→ **Collected data entries**
__________________________________________________

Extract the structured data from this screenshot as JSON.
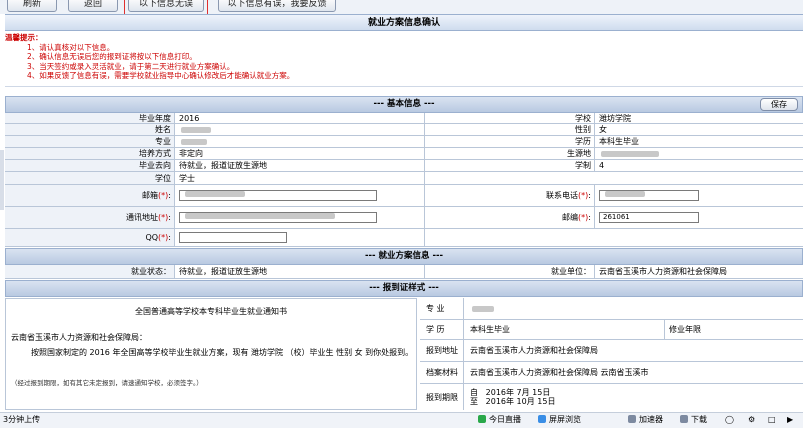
{
  "toolbar": {
    "refresh_label": "刷新",
    "back_label": "返回",
    "confirm_label": "以下信息无误",
    "feedback_label": "以下信息有误，我要反馈"
  },
  "page_title": "就业方案信息确认",
  "tips": {
    "heading": "温馨提示：",
    "items": [
      "1、请认真核对以下信息。",
      "2、确认信息无误后您的报到证将按以下信息打印。",
      "3、当天签约或录入灵活就业，请于第二天进行就业方案确认。",
      "4、如果反馈了信息有误，需要学校就业指导中心确认修改后才能确认就业方案。"
    ]
  },
  "basic": {
    "section_title": "--- 基本信息 ---",
    "save_label": "保存",
    "grad_year_label": "毕业年度",
    "grad_year": "2016",
    "school_label": "学校",
    "school": "潍坊学院",
    "name_label": "姓名",
    "gender_label": "性别",
    "gender": "女",
    "major_label": "专业",
    "education_label": "学历",
    "education": "本科生毕业",
    "training_label": "培养方式",
    "training": "非定向",
    "origin_label": "生源地",
    "destination_label": "毕业去向",
    "destination": "待就业，报道证放生源地",
    "duration_label": "学制",
    "duration": "4",
    "degree_label": "学位",
    "degree": "学士",
    "email_label": "邮箱",
    "phone_label": "联系电话",
    "address_label": "通讯地址",
    "postcode_label": "邮编",
    "postcode": "261061",
    "qq_label": "QQ",
    "required_mark": "(*)"
  },
  "plan": {
    "section_title": "--- 就业方案信息 ---",
    "status_label": "就业状态：",
    "status": "待就业，报道证放生源地",
    "unit_label": "就业单位：",
    "unit": "云南省玉溪市人力资源和社会保障局"
  },
  "report": {
    "section_title": "--- 报到证样式 ---",
    "notice_title": "全国普通高等学校本专科毕业生就业通知书",
    "addressee": "云南省玉溪市人力资源和社会保障局：",
    "body": "按照国家制定的  2016  年全国高等学校毕业生就业方案，现有  潍坊学院  （校）毕业生        性别  女  到你处报到。",
    "footnote": "（经过报到期限，如有其它未定报到，请速通知学校，必须签字。）",
    "major_label": "专  业",
    "edu_label": "学  历",
    "edu_value": "本科生毕业",
    "years_label": "修业年限",
    "report_addr_label": "报到地址",
    "report_addr": "云南省玉溪市人力资源和社会保障局",
    "archive_label": "档案材料",
    "archive": "云南省玉溪市人力资源和社会保障局 云南省玉溪市",
    "period_label": "报到期限",
    "period_from_label": "自",
    "period_from": "2016年  7月  15日",
    "period_to_label": "至",
    "period_to": "2016年  10月  15日"
  },
  "statusbar": {
    "left": "3分钟上传",
    "live": "今日直播",
    "screen": "屏屏浏览",
    "accel": "加速器",
    "download": "下载"
  },
  "colors": {
    "accent_red": "#cc0000",
    "section_blue": "#b9c9e1"
  }
}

__________________________________________________

→ **YOUR GOAL**
The records above need to be restated word for word, with the pictures left out.

→ **SOLUTION FOR THIS PROBLEM**
Extract the structured data from this screenshot as JSON.
{
  "toolbar": {
    "refresh_label": "刷新",
    "back_label": "返回",
    "confirm_label": "以下信息无误",
    "feedback_label": "以下信息有误，我要反馈"
  },
  "page_title": "就业方案信息确认",
  "tips": {
    "heading": "温馨提示：",
    "items": [
      "1、请认真核对以下信息。",
      "2、确认信息无误后您的报到证将按以下信息打印。",
      "3、当天签约或录入灵活就业，请于第二天进行就业方案确认。",
      "4、如果反馈了信息有误，需要学校就业指导中心确认修改后才能确认就业方案。"
    ]
  },
  "basic": {
    "section_title": "--- 基本信息 ---",
    "save_label": "保存",
    "grad_year_label": "毕业年度",
    "grad_year": "2016",
    "school_label": "学校",
    "school": "潍坊学院",
    "name_label": "姓名",
    "gender_label": "性别",
    "gender": "女",
    "major_label": "专业",
    "education_label": "学历",
    "education": "本科生毕业",
    "training_label": "培养方式",
    "training": "非定向",
    "origin_label": "生源地",
    "destination_label": "毕业去向",
    "destination": "待就业，报道证放生源地",
    "duration_label": "学制",
    "duration": "4",
    "degree_label": "学位",
    "degree": "学士",
    "email_label": "邮箱",
    "phone_label": "联系电话",
    "address_label": "通讯地址",
    "postcode_label": "邮编",
    "postcode": "261061",
    "qq_label": "QQ",
    "required_mark": "(*)"
  },
  "plan": {
    "section_title": "--- 就业方案信息 ---",
    "status_label": "就业状态：",
    "status": "待就业，报道证放生源地",
    "unit_label": "就业单位：",
    "unit": "云南省玉溪市人力资源和社会保障局"
  },
  "report": {
    "section_title": "--- 报到证样式 ---",
    "notice_title": "全国普通高等学校本专科毕业生就业通知书",
    "addressee": "云南省玉溪市人力资源和社会保障局：",
    "body": "按照国家制定的  2016  年全国高等学校毕业生就业方案，现有  潍坊学院  （校）毕业生        性别  女  到你处报到。",
    "footnote": "（经过报到期限，如有其它未定报到，请速通知学校，必须签字。）",
    "major_label": "专  业",
    "edu_label": "学  历",
    "edu_value": "本科生毕业",
    "years_label": "修业年限",
    "report_addr_label": "报到地址",
    "report_addr": "云南省玉溪市人力资源和社会保障局",
    "archive_label": "档案材料",
    "archive": "云南省玉溪市人力资源和社会保障局 云南省玉溪市",
    "period_label": "报到期限",
    "period_from_label": "自",
    "period_from": "2016年  7月  15日",
    "period_to_label": "至",
    "period_to": "2016年  10月  15日"
  },
  "statusbar": {
    "left": "3分钟上传",
    "live": "今日直播",
    "screen": "屏屏浏览",
    "accel": "加速器",
    "download": "下载"
  },
  "colors": {
    "accent_red": "#cc0000",
    "section_blue": "#b9c9e1"
  }
}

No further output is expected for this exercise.